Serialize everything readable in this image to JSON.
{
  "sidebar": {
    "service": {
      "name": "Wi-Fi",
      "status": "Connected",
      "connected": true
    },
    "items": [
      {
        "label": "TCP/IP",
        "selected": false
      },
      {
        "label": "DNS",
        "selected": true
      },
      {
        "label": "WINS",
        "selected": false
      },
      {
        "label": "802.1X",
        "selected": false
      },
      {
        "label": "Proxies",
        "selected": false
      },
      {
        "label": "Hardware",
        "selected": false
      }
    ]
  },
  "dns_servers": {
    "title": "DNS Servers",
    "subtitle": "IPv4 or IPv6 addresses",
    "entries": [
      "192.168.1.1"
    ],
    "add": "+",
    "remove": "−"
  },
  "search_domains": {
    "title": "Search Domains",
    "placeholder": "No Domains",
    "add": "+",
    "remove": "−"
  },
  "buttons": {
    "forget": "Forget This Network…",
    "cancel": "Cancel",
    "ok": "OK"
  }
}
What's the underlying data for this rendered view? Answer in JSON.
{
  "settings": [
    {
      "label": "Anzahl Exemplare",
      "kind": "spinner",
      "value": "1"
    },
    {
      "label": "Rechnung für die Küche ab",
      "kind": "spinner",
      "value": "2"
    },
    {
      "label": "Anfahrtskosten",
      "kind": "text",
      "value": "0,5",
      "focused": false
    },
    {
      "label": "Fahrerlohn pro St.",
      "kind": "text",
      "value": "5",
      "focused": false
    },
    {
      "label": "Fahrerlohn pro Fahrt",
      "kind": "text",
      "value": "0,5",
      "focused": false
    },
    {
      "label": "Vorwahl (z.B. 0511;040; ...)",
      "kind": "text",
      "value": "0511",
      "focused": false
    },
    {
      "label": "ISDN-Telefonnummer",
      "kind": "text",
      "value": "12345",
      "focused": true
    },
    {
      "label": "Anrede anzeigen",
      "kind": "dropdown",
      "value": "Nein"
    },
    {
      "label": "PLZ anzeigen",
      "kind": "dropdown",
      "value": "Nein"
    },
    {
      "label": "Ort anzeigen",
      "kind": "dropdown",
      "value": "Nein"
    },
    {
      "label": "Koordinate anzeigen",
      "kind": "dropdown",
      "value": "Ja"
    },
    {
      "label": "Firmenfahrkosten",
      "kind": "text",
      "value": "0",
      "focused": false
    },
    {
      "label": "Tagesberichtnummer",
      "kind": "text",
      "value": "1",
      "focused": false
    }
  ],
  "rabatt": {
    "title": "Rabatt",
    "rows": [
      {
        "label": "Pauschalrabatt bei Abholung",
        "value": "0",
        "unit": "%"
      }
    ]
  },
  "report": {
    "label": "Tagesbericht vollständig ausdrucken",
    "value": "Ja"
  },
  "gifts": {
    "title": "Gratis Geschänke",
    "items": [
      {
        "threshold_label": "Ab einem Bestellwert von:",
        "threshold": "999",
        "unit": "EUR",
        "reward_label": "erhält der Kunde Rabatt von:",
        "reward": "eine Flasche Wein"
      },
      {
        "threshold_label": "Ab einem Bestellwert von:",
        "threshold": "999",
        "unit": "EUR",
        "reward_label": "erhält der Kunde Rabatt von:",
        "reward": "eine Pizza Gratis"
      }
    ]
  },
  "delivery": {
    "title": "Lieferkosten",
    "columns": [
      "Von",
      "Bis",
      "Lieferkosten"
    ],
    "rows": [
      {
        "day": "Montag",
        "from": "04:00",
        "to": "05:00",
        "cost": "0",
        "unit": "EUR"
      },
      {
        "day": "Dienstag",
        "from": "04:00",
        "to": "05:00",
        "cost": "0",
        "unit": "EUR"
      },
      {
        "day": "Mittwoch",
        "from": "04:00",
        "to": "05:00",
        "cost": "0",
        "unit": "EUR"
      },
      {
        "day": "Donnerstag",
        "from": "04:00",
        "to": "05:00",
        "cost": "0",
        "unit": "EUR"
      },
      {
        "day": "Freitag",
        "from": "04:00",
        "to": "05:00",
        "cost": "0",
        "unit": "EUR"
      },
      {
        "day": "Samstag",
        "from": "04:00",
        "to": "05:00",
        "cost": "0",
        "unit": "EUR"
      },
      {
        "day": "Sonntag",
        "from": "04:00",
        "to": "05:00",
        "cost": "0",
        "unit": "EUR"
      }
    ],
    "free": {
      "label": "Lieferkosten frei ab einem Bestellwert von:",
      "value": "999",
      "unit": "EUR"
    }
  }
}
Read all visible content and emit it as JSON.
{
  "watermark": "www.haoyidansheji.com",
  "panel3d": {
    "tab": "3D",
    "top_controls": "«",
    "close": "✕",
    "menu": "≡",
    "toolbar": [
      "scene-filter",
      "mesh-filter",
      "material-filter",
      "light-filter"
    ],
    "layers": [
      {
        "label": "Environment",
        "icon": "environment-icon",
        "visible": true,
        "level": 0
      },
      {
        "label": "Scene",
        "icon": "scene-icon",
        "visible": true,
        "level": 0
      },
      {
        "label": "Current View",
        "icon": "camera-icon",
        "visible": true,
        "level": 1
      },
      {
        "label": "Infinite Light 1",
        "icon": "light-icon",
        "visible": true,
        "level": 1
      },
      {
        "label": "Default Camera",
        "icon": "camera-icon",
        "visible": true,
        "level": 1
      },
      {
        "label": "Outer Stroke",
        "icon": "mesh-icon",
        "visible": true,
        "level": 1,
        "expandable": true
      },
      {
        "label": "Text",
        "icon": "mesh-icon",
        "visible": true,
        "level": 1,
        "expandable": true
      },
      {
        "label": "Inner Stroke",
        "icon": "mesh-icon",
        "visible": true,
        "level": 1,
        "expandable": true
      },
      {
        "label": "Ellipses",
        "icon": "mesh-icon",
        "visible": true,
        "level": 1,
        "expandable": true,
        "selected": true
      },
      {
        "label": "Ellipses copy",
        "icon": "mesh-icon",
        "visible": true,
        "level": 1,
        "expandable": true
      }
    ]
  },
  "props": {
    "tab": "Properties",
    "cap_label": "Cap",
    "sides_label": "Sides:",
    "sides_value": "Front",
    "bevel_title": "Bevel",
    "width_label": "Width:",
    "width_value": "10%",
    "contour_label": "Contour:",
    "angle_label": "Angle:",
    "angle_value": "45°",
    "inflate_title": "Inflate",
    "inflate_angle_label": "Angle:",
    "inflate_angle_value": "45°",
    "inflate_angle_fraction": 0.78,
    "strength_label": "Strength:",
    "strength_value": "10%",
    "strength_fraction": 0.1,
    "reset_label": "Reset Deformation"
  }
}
============================================================
PROBLEM DESCRIPTION => Quote every line of the data, word for word.

WRITTEN RESPONSE =>
Serialize everything readable in this image to JSON.
{
  "sidebar": {
    "service": {
      "name": "Wi-Fi",
      "status": "Connected",
      "connected": true
    },
    "items": [
      {
        "label": "TCP/IP",
        "selected": false
      },
      {
        "label": "DNS",
        "selected": true
      },
      {
        "label": "WINS",
        "selected": false
      },
      {
        "label": "802.1X",
        "selected": false
      },
      {
        "label": "Proxies",
        "selected": false
      },
      {
        "label": "Hardware",
        "selected": false
      }
    ]
  },
  "dns_servers": {
    "title": "DNS Servers",
    "subtitle": "IPv4 or IPv6 addresses",
    "entries": [
      "192.168.1.1"
    ],
    "add": "+",
    "remove": "−"
  },
  "search_domains": {
    "title": "Search Domains",
    "placeholder": "No Domains",
    "add": "+",
    "remove": "−"
  },
  "buttons": {
    "forget": "Forget This Network…",
    "cancel": "Cancel",
    "ok": "OK"
  }
}
What's the underlying data for this rendered view? Answer in JSON.
{
  "settings": [
    {
      "label": "Anzahl Exemplare",
      "kind": "spinner",
      "value": "1"
    },
    {
      "label": "Rechnung für die Küche ab",
      "kind": "spinner",
      "value": "2"
    },
    {
      "label": "Anfahrtskosten",
      "kind": "text",
      "value": "0,5",
      "focused": false
    },
    {
      "label": "Fahrerlohn pro St.",
      "kind": "text",
      "value": "5",
      "focused": false
    },
    {
      "label": "Fahrerlohn pro Fahrt",
      "kind": "text",
      "value": "0,5",
      "focused": false
    },
    {
      "label": "Vorwahl (z.B. 0511;040; ...)",
      "kind": "text",
      "value": "0511",
      "focused": false
    },
    {
      "label": "ISDN-Telefonnummer",
      "kind": "text",
      "value": "12345",
      "focused": true
    },
    {
      "label": "Anrede anzeigen",
      "kind": "dropdown",
      "value": "Nein"
    },
    {
      "label": "PLZ anzeigen",
      "kind": "dropdown",
      "value": "Nein"
    },
    {
      "label": "Ort anzeigen",
      "kind": "dropdown",
      "value": "Nein"
    },
    {
      "label": "Koordinate anzeigen",
      "kind": "dropdown",
      "value": "Ja"
    },
    {
      "label": "Firmenfahrkosten",
      "kind": "text",
      "value": "0",
      "focused": false
    },
    {
      "label": "Tagesberichtnummer",
      "kind": "text",
      "value": "1",
      "focused": false
    }
  ],
  "rabatt": {
    "title": "Rabatt",
    "rows": [
      {
        "label": "Pauschalrabatt bei Abholung",
        "value": "0",
        "unit": "%"
      }
    ]
  },
  "report": {
    "label": "Tagesbericht vollständig ausdrucken",
    "value": "Ja"
  },
  "gifts": {
    "title": "Gratis Geschänke",
    "items": [
      {
        "threshold_label": "Ab einem Bestellwert von:",
        "threshold": "999",
        "unit": "EUR",
        "reward_label": "erhält der Kunde Rabatt von:",
        "reward": "eine Flasche Wein"
      },
      {
        "threshold_label": "Ab einem Bestellwert von:",
        "threshold": "999",
        "unit": "EUR",
        "reward_label": "erhält der Kunde Rabatt von:",
        "reward": "eine Pizza Gratis"
      }
    ]
  },
  "delivery": {
    "title": "Lieferkosten",
    "columns": [
      "Von",
      "Bis",
      "Lieferkosten"
    ],
    "rows": [
      {
        "day": "Montag",
        "from": "04:00",
        "to": "05:00",
        "cost": "0",
        "unit": "EUR"
      },
      {
        "day": "Dienstag",
        "from": "04:00",
        "to": "05:00",
        "cost": "0",
        "unit": "EUR"
      },
      {
        "day": "Mittwoch",
        "from": "04:00",
        "to": "05:00",
        "cost": "0",
        "unit": "EUR"
      },
      {
        "day": "Donnerstag",
        "from": "04:00",
        "to": "05:00",
        "cost": "0",
        "unit": "EUR"
      },
      {
        "day": "Freitag",
        "from": "04:00",
        "to": "05:00",
        "cost": "0",
        "unit": "EUR"
      },
      {
        "day": "Samstag",
        "from": "04:00",
        "to": "05:00",
        "cost": "0",
        "unit": "EUR"
      },
      {
        "day": "Sonntag",
        "from": "04:00",
        "to": "05:00",
        "cost": "0",
        "unit": "EUR"
      }
    ],
    "free": {
      "label": "Lieferkosten frei ab einem Bestellwert von:",
      "value": "999",
      "unit": "EUR"
    }
  }
}
Read all visible content and emit it as JSON.
{
  "watermark": "www.haoyidansheji.com",
  "panel3d": {
    "tab": "3D",
    "top_controls": "«",
    "close": "✕",
    "menu": "≡",
    "toolbar": [
      "scene-filter",
      "mesh-filter",
      "material-filter",
      "light-filter"
    ],
    "layers": [
      {
        "label": "Environment",
        "icon": "environment-icon",
        "visible": true,
        "level": 0
      },
      {
        "label": "Scene",
        "icon": "scene-icon",
        "visible": true,
        "level": 0
      },
      {
        "label": "Current View",
        "icon": "camera-icon",
        "visible": true,
        "level": 1
      },
      {
        "label": "Infinite Light 1",
        "icon": "light-icon",
        "visible": true,
        "level": 1
      },
      {
        "label": "Default Camera",
        "icon": "camera-icon",
        "visible": true,
        "level": 1
      },
      {
        "label": "Outer Stroke",
        "icon": "mesh-icon",
        "visible": true,
        "level": 1,
        "expandable": true
      },
      {
        "label": "Text",
        "icon": "mesh-icon",
        "visible": true,
        "level": 1,
        "expandable": true
      },
      {
        "label": "Inner Stroke",
        "icon": "mesh-icon",
        "visible": true,
        "level": 1,
        "expandable": true
      },
      {
        "label": "Ellipses",
        "icon": "mesh-icon",
        "visible": true,
        "level": 1,
        "expandable": true,
        "selected": true
      },
      {
        "label": "Ellipses copy",
        "icon": "mesh-icon",
        "visible": true,
        "level": 1,
        "expandable": true
      }
    ]
  },
  "props": {
    "tab": "Properties",
    "cap_label": "Cap",
    "sides_label": "Sides:",
    "sides_value": "Front",
    "bevel_title": "Bevel",
    "width_label": "Width:",
    "width_value": "10%",
    "contour_label": "Contour:",
    "angle_label": "Angle:",
    "angle_value": "45°",
    "inflate_title": "Inflate",
    "inflate_angle_label": "Angle:",
    "inflate_angle_value": "45°",
    "inflate_angle_fraction": 0.78,
    "strength_label": "Strength:",
    "strength_value": "10%",
    "strength_fraction": 0.1,
    "reset_label": "Reset Deformation"
  }
}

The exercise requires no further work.